READING TEXT -

Sixty new participants (30 females; Age M = 35.03, SD = 10.46) recruited on Prolific were included in the final analysis. The same eligibility and inclusion criteria used in Experiment 1 were applied here, and four additional participants were excluded for failing to reach the 75% threshold on catch trials.
Results and discussion
As illustrated in Fig 2, participants’ ability to categorise scenes was influenced by the semantic congruency of an embedded face. When female / male information in faces and scenes was congruent, participants were more accurate (Mcon = 98.31%, Minc = 97.46%), t(59) = 2.50, p = .015, d = .36, faster (RTs: Mcon = 739ms, Minc = 760ms), t(59) = 2.58, p = .012, d = .14, and generally more efficient (IES: Mcon = 752ms, Minc = 780ms), t(59) = 3.44, p = .001, d = .19, at categorising scenes. These effects were also present in item-wise t-tests for accuracy, t(159) = 2.78, p = .006, d = .29, RTs, t(159) = 1.92, p = .057, d = .13, and Inverse Efficiency Scores, t(159) = 2.81, p = .006, d = .20. In combination with Experiment 1, these results suggest that faces rapidly capture attention, leading to bidirectional contextual influences between embedded faces and scene backgrounds during categorisation.

INFORMATION PROVIDED -
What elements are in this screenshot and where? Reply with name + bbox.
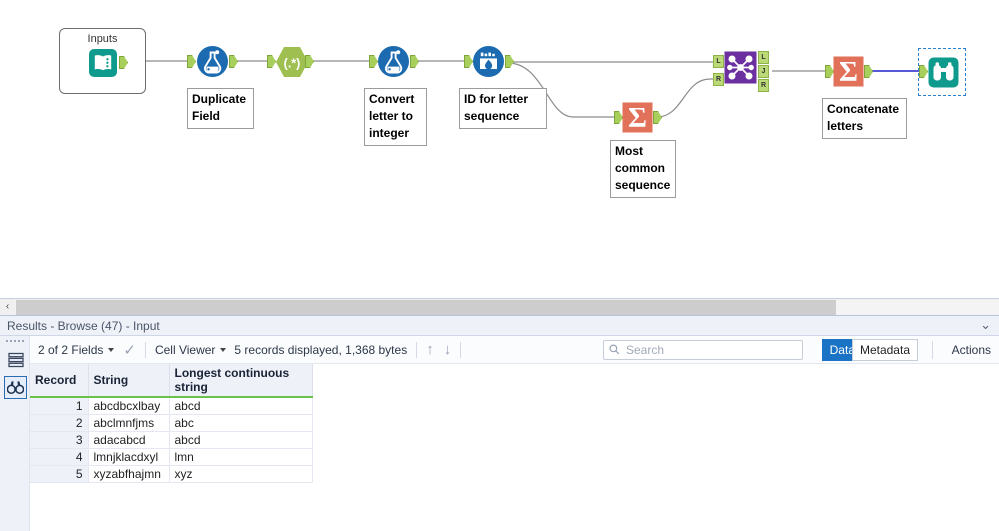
scroll-left-arrow-icon[interactable]: ‹ (0, 299, 15, 316)
tool-label-concatenate-letters: Concatenate letters (822, 98, 907, 139)
chevron-down-icon[interactable] (220, 348, 227, 353)
join-input-anchor-left[interactable]: L (713, 55, 724, 68)
cell-record: 3 (30, 431, 89, 449)
grid-view-glyph (7, 352, 24, 367)
svg-text:Σ: Σ (839, 56, 858, 87)
join-output-anchor-left[interactable]: L (758, 51, 769, 64)
cell-record: 4 (30, 448, 89, 466)
search-container (603, 340, 803, 360)
cell-string: adacabcd (88, 431, 170, 449)
book-icon (89, 49, 117, 77)
cell-string: abcdbcxlbay (88, 397, 170, 415)
apply-check-icon[interactable]: ✓ (123, 341, 136, 359)
browse-binoculars-icon[interactable] (4, 376, 27, 399)
regex-hexagon-icon: (.*) (276, 47, 308, 77)
cell-record: 1 (30, 397, 89, 415)
tool-label-id-for-letter-sequence: ID for letter sequence (459, 88, 547, 129)
sigma-icon: Σ (833, 56, 864, 88)
cell-record: 5 (30, 465, 89, 483)
search-input[interactable] (603, 340, 803, 360)
cell-string: abclmnfjms (88, 414, 170, 432)
scrollbar-thumb[interactable] (16, 300, 836, 315)
tool-text-input[interactable] (88, 48, 118, 81)
record-count-label: 5 records displayed, 1,368 bytes (234, 342, 408, 357)
results-panel-title: Results - Browse (47) - Input (7, 319, 160, 333)
grid-view-icon[interactable] (4, 348, 27, 371)
cell-string: xyzabfhajmn (88, 465, 170, 483)
canvas-horizontal-scrollbar[interactable]: ‹ (0, 298, 999, 316)
table-row[interactable]: 5 xyzabfhajmn xyz (30, 465, 313, 483)
toolbar-divider (144, 341, 146, 358)
tool-browse[interactable] (928, 57, 959, 91)
fields-selector[interactable]: 2 of 2 Fields (38, 342, 115, 357)
drag-grip-icon[interactable] (6, 340, 24, 345)
scroll-down-arrow-icon[interactable]: ↓ (444, 341, 452, 358)
chevron-down-icon[interactable]: ⌄ (980, 317, 991, 333)
table-body: 1 abcdbcxlbay abcd 2 abclmnfjms abc 3 ad… (30, 397, 313, 483)
cell-string: lmnjklacdxyl (88, 448, 170, 466)
tool-label-duplicate-field: Duplicate Field (187, 88, 254, 129)
join-icon (724, 51, 757, 84)
binoculars-icon (928, 57, 959, 88)
tool-formula-duplicate-field[interactable] (196, 45, 229, 81)
tool-formula-convert-letter[interactable] (377, 45, 410, 81)
join-input-anchor-right[interactable]: R (713, 73, 724, 86)
chevron-down-icon[interactable] (108, 348, 115, 353)
results-icon-rail (0, 336, 30, 531)
binoculars-glyph (7, 381, 24, 394)
toolbar-divider (416, 341, 418, 358)
svg-text:(.*): (.*) (284, 57, 301, 71)
cell-longest: abcd (169, 397, 313, 415)
flask-icon (197, 46, 228, 77)
column-header-longest-continuous-string[interactable]: Longest continuous string (169, 364, 313, 398)
cell-viewer-label: Cell Viewer (154, 342, 216, 357)
tool-summarize-concatenate-letters[interactable]: Σ (833, 56, 864, 90)
flask-icon (378, 46, 409, 77)
cell-longest: abcd (169, 431, 313, 449)
column-header-string[interactable]: String (88, 364, 170, 398)
results-panel-header[interactable]: Results - Browse (47) - Input ⌄ (0, 316, 999, 336)
cell-record: 2 (30, 414, 89, 432)
actions-button[interactable]: Actions (952, 343, 991, 357)
cell-longest: abc (169, 414, 313, 432)
results-toolbar: 2 of 2 Fields ✓ Cell Viewer 5 records di… (30, 336, 999, 364)
results-table: Record String Longest continuous string … (30, 364, 313, 483)
table-row[interactable]: 1 abcdbcxlbay abcd (30, 397, 313, 415)
sigma-icon: Σ (622, 102, 653, 134)
join-output-anchor-join[interactable]: J (758, 65, 769, 78)
fields-selector-label: 2 of 2 Fields (38, 342, 104, 357)
multi-row-formula-icon (473, 46, 504, 77)
results-data-grid[interactable]: Record String Longest continuous string … (30, 364, 999, 531)
search-icon (609, 344, 620, 355)
join-output-anchor-right[interactable]: R (758, 79, 769, 92)
scroll-up-arrow-icon[interactable]: ↑ (426, 341, 434, 358)
table-row[interactable]: 3 adacabcd abcd (30, 431, 313, 449)
tool-multi-row-formula[interactable] (472, 45, 505, 81)
alteryx-designer-window: Inputs Duplicate Field (.*) Convert lett… (0, 0, 999, 531)
table-row[interactable]: 2 abclmnfjms abc (30, 414, 313, 432)
tool-label-convert-letter-to-integer: Convert letter to integer (364, 88, 427, 146)
cell-longest: xyz (169, 465, 313, 483)
tab-metadata[interactable]: Metadata (851, 339, 918, 361)
svg-text:Σ: Σ (628, 102, 647, 133)
cell-viewer-selector[interactable]: Cell Viewer (154, 342, 227, 357)
toolbar-divider (932, 341, 933, 359)
toolbar-divider (460, 341, 462, 358)
cell-longest: lmn (169, 448, 313, 466)
table-row[interactable]: 4 lmnjklacdxyl lmn (30, 448, 313, 466)
tool-label-most-common-sequence: Most common sequence (610, 140, 676, 198)
workflow-canvas[interactable]: Inputs Duplicate Field (.*) Convert lett… (0, 0, 999, 298)
table-header-row: Record String Longest continuous string (30, 364, 313, 398)
column-header-record[interactable]: Record (30, 364, 89, 398)
tool-summarize-most-common-sequence[interactable]: Σ (622, 102, 653, 136)
results-panel: Results - Browse (47) - Input ⌄ 2 of 2 F… (0, 315, 999, 531)
tool-regex[interactable]: (.*) (275, 46, 309, 81)
tool-join[interactable] (724, 51, 757, 87)
tool-container-title: Inputs (87, 33, 118, 45)
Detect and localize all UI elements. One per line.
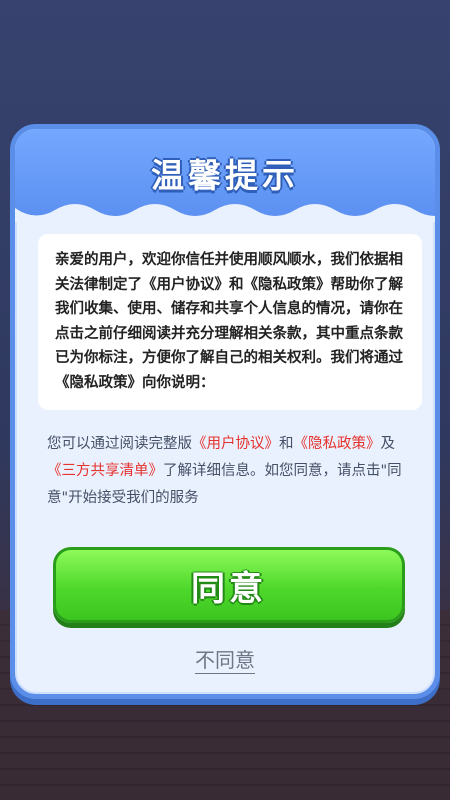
terms-scroll-box[interactable]: 亲爱的用户，欢迎你信任并使用顺风顺水，我们依据相关法律制定了《用户协议》和《隐私…: [38, 234, 422, 410]
wave-decoration: [15, 204, 435, 222]
dialog-header: 温馨提示: [15, 129, 435, 222]
dialog-title: 温馨提示: [151, 156, 299, 195]
privacy-policy-link[interactable]: 《隐私政策》: [294, 436, 381, 452]
agree-button[interactable]: 同意: [53, 547, 405, 623]
disagree-button[interactable]: 不同意: [15, 644, 435, 674]
info-text: 您可以通过阅读完整版《用户协议》和《隐私政策》及《三方共享清单》了解详细信息。如…: [47, 431, 417, 512]
terms-text: 亲爱的用户，欢迎你信任并使用顺风顺水，我们依据相关法律制定了《用户协议》和《隐私…: [55, 252, 403, 391]
info-prefix: 您可以通过阅读完整版: [47, 436, 192, 452]
info-and: 和: [279, 436, 294, 452]
info-and-2: 及: [380, 436, 396, 452]
user-agreement-link[interactable]: 《用户协议》: [192, 436, 279, 452]
disagree-button-label: 不同意: [195, 648, 255, 674]
privacy-dialog: 温馨提示 亲爱的用户，欢迎你信任并使用顺风顺水，我们依据相关法律制定了《用户协议…: [10, 124, 440, 699]
third-party-list-link[interactable]: 《三方共享清单》: [47, 463, 163, 479]
agree-button-label: 同意: [191, 568, 267, 609]
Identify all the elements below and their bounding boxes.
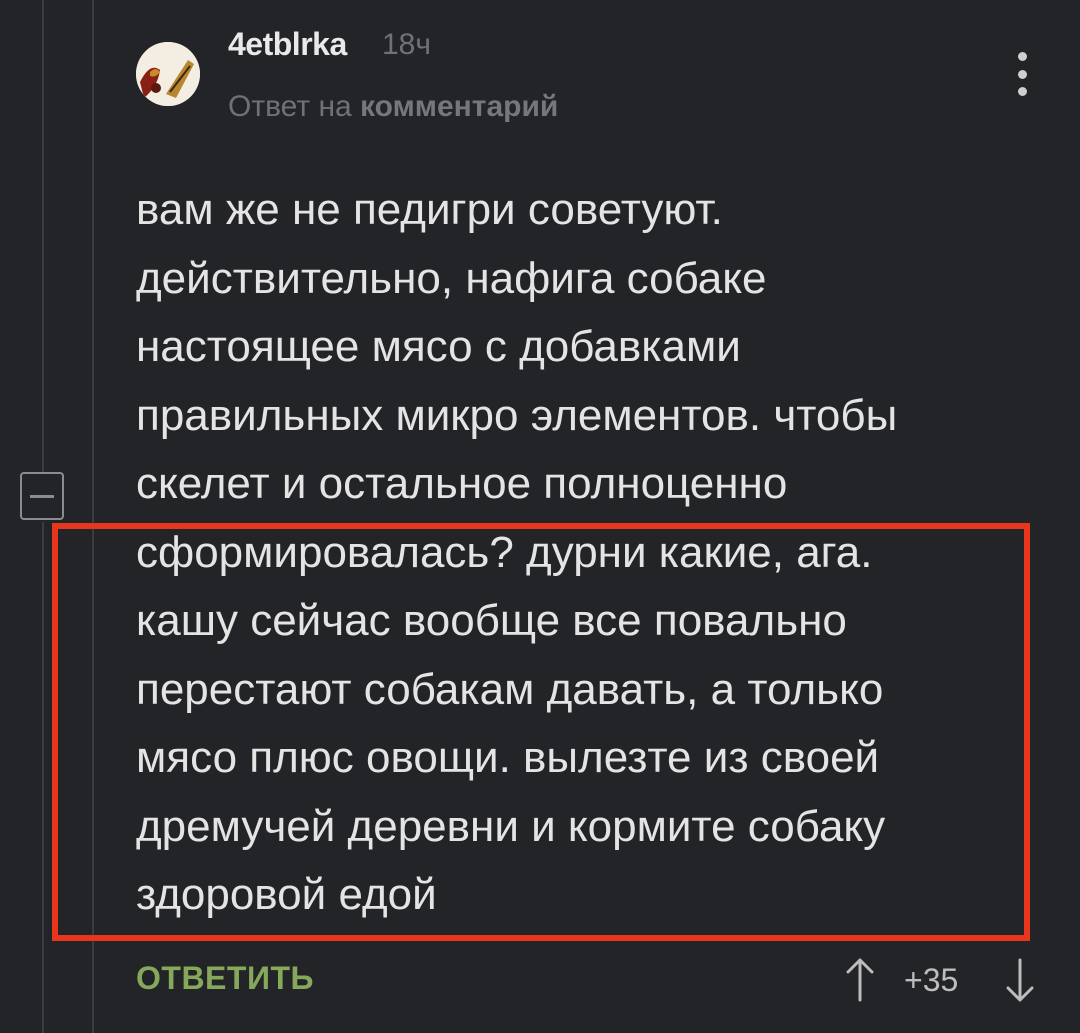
- comment-line: вам же не педигри советуют.: [136, 185, 723, 234]
- author-name[interactable]: 4etblrka: [228, 26, 347, 63]
- comment-line: действительно, нафига собаке: [136, 253, 767, 303]
- reply-button[interactable]: ОТВЕТИТЬ: [136, 960, 314, 997]
- comment-line: настоящее мясо с добавками: [136, 322, 741, 371]
- reply-to-line: Ответ на комментарий: [228, 90, 558, 124]
- comment-line: сформировалась? дурни какие, ага.: [136, 527, 873, 577]
- vote-score: +35: [904, 962, 959, 998]
- comment-line: перестают собакам давать, а только: [136, 664, 884, 714]
- comment-line: правильных микро элементов. чтобы: [136, 390, 898, 440]
- arrow-up-icon[interactable]: [842, 956, 878, 1004]
- comment-line: скелет и остальное полноценно: [136, 459, 788, 508]
- thread-line: [42, 0, 44, 472]
- avatar[interactable]: [136, 42, 200, 106]
- comment-time: 18ч: [382, 28, 431, 61]
- thread-line: [92, 0, 94, 1033]
- thread-line: [42, 522, 44, 1033]
- comment-line: дремучей деревни и кормите собаку: [136, 801, 886, 851]
- reply-target-link[interactable]: комментарий: [360, 90, 558, 123]
- arrow-down-icon[interactable]: [1002, 956, 1038, 1004]
- comment-text: вам же не педигри советуют. действительн…: [136, 176, 1036, 930]
- comment-line: здоровой едой: [136, 870, 437, 919]
- comment-line: мясо плюс овощи. вылезте из своей: [136, 733, 880, 782]
- more-vertical-icon[interactable]: [1012, 52, 1032, 96]
- reply-prefix: Ответ на: [228, 90, 352, 123]
- minus-icon: [30, 494, 54, 498]
- collapse-thread-button[interactable]: [20, 472, 64, 520]
- comment-line: кашу сейчас вообще все повально: [136, 596, 847, 645]
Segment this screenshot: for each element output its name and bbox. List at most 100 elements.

SET PROBLEM 1 - Copy the face-and-scene study passage word for word from "Sixty new participants" to "on catch trials.".
SET PROBLEM 2 - According to the face-and-scene study passage, how many additional participants were excluded for missing the 75% threshold on catch trials?
SET PROBLEM 3 - Extend the face-and-scene study passage by writing what comes after its final sentence.
The material has nothing to do with the face-and-scene study passage.

EXPECTED OUTPUT 1 -
Sixty new participants (30 females; Age M = 35.03, SD = 10.46) recruited on Prolific were included in the final analysis. The same eligibility and inclusion criteria used in Experiment 1 were applied here, and four additional participants were excluded for failing to reach the 75% threshold on catch trials.

EXPECTED OUTPUT 2 - Four

EXPECTED OUTPUT 3 -
Experiment 3
The findings from Experiments 1 and 2 converge with those from the object categorisation literature [4,40–42] to suggest that semantic information from faces and scene contexts are processed concurrently, and that their interaction affects social categorisation performance. For embedded faces to influence scene categorisation, faces must have been detected and categorised rapidly by observers–despite being irrelevant to the task–highlighting the automaticity of early face processing. Scene gist extraction was also sufficiently rapid and automatic to influence face perception at the categorisation level (Experiment 1), yet it remains unclear whether the interactivity between face and scene processing extends to earlier perceptual stages–including whether or not a face is present at all. In Experiment 3, we investigated whether scene context effects on face categorisation extend to the level of face detection.
Methods
Participants.
Sixty new participants from Prolific (30 females; Age M = 26.93, SD = 8.18) were included in the final analysis, using the same inclusion criteria as the two previous experiments. Three additional participants were excluded for failing to reach the 75% threshold on catch trials.
Stimuli and procedure.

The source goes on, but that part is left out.